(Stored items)
------------------------------
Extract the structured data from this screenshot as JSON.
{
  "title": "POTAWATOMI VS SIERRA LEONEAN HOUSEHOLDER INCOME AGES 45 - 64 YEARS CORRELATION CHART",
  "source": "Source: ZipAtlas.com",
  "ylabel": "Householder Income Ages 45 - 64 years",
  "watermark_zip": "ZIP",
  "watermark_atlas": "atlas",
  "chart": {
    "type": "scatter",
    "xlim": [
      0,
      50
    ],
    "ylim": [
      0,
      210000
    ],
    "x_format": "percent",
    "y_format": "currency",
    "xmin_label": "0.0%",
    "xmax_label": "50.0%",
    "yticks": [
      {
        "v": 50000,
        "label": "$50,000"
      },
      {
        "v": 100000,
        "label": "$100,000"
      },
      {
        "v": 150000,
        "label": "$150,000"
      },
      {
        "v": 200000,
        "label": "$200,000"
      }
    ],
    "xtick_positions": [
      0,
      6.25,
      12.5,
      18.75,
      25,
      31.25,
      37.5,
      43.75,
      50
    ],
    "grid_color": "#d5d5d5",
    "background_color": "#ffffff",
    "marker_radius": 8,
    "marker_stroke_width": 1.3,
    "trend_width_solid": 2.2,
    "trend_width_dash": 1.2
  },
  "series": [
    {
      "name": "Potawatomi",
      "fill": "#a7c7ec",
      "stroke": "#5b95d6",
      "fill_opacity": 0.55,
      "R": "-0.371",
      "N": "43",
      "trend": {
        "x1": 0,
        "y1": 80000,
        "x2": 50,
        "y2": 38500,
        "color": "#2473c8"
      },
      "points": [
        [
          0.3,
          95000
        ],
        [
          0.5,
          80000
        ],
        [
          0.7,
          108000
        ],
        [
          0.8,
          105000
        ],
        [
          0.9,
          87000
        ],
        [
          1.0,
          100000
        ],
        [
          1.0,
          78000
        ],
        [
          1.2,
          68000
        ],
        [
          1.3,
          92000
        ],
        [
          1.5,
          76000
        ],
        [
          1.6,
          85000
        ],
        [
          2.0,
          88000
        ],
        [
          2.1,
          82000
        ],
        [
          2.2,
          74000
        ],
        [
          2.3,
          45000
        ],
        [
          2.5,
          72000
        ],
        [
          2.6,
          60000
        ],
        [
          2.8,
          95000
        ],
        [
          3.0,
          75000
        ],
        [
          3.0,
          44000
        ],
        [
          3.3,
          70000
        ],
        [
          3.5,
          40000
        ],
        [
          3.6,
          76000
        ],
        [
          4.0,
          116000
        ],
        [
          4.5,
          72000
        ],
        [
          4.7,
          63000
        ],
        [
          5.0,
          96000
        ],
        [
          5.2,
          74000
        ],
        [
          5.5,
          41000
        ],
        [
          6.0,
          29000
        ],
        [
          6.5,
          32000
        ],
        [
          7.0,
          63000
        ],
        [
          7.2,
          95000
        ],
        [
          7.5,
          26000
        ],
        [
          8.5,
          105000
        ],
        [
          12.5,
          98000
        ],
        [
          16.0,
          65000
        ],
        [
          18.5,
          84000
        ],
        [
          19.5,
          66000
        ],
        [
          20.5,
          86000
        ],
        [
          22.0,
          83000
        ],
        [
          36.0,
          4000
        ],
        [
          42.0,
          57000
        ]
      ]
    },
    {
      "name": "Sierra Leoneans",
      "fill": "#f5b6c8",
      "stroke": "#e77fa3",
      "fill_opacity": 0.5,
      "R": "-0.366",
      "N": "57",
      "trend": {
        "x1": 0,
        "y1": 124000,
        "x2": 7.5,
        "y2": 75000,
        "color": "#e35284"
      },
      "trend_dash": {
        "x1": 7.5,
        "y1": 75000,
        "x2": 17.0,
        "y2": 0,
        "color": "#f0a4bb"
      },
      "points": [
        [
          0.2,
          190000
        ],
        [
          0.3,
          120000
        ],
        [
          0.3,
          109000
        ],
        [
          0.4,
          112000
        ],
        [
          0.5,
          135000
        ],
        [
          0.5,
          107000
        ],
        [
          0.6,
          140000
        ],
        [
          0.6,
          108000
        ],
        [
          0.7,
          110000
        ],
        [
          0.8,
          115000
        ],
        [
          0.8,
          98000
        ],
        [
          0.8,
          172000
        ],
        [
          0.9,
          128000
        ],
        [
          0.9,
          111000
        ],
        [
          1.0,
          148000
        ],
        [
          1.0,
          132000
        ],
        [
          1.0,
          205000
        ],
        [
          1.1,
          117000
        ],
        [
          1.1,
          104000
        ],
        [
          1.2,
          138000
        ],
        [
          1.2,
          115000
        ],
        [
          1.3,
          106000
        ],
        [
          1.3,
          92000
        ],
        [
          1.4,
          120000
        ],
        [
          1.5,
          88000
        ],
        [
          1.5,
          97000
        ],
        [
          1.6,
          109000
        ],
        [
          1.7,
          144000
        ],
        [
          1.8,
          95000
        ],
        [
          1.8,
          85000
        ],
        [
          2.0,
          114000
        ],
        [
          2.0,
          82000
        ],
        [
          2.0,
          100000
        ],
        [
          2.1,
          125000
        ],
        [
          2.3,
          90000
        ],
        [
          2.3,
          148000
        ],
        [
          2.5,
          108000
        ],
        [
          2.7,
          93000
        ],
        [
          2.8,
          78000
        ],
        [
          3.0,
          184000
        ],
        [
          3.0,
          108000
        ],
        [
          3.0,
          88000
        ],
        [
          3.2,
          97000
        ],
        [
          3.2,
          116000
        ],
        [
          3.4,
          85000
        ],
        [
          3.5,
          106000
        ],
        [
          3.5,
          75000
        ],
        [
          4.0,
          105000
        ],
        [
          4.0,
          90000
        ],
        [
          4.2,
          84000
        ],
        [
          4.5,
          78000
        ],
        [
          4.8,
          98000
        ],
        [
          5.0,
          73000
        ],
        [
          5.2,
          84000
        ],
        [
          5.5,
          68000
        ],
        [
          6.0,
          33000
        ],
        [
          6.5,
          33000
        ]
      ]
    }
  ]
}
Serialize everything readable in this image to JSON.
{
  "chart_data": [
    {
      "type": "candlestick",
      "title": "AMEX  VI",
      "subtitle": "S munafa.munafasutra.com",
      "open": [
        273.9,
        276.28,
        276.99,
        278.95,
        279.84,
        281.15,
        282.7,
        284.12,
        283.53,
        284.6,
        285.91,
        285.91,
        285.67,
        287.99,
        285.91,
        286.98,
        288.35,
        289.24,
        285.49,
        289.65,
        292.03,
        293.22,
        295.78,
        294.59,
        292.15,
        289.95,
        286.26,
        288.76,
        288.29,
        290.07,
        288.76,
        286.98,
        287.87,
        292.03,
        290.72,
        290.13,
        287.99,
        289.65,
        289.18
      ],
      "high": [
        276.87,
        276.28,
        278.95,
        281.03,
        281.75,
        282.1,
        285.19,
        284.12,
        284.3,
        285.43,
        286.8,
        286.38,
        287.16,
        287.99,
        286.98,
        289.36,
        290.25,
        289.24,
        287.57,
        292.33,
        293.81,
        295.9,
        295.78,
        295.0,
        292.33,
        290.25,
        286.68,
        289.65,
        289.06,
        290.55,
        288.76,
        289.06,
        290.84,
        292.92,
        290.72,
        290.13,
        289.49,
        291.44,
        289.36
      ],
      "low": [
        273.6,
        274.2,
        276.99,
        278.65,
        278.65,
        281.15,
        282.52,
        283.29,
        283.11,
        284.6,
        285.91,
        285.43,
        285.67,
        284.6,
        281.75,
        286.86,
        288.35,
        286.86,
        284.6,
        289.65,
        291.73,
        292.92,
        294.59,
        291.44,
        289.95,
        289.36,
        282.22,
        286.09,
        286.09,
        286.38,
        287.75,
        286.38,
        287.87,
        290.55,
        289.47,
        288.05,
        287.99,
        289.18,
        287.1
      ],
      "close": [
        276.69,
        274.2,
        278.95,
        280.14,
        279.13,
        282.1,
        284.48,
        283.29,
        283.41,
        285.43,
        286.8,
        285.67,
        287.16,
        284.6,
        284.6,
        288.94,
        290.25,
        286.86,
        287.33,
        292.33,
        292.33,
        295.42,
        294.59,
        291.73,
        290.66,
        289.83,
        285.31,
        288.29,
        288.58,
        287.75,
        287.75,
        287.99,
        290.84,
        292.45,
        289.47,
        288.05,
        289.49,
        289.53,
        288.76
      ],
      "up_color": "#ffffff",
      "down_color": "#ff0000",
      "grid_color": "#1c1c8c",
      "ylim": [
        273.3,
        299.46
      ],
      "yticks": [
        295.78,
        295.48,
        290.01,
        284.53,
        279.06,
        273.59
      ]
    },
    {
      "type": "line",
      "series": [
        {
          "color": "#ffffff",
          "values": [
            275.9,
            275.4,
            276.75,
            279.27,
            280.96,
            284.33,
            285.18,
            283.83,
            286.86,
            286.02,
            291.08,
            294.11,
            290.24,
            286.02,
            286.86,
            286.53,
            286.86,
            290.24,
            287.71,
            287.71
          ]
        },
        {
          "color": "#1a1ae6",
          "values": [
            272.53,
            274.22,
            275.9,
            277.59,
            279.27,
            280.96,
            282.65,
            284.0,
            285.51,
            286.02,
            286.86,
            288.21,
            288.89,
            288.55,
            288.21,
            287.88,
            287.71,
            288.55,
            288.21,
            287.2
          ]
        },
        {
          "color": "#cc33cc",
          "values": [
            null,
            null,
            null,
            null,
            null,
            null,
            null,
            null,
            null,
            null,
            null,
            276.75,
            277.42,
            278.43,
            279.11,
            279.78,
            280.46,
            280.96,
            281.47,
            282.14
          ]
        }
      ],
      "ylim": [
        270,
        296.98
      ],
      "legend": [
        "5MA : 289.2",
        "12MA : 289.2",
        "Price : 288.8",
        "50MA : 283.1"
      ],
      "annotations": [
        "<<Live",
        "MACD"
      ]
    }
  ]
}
------------------------------
Some lines of the records may hold the word "name". How many do? Answer with a number and nothing else.

2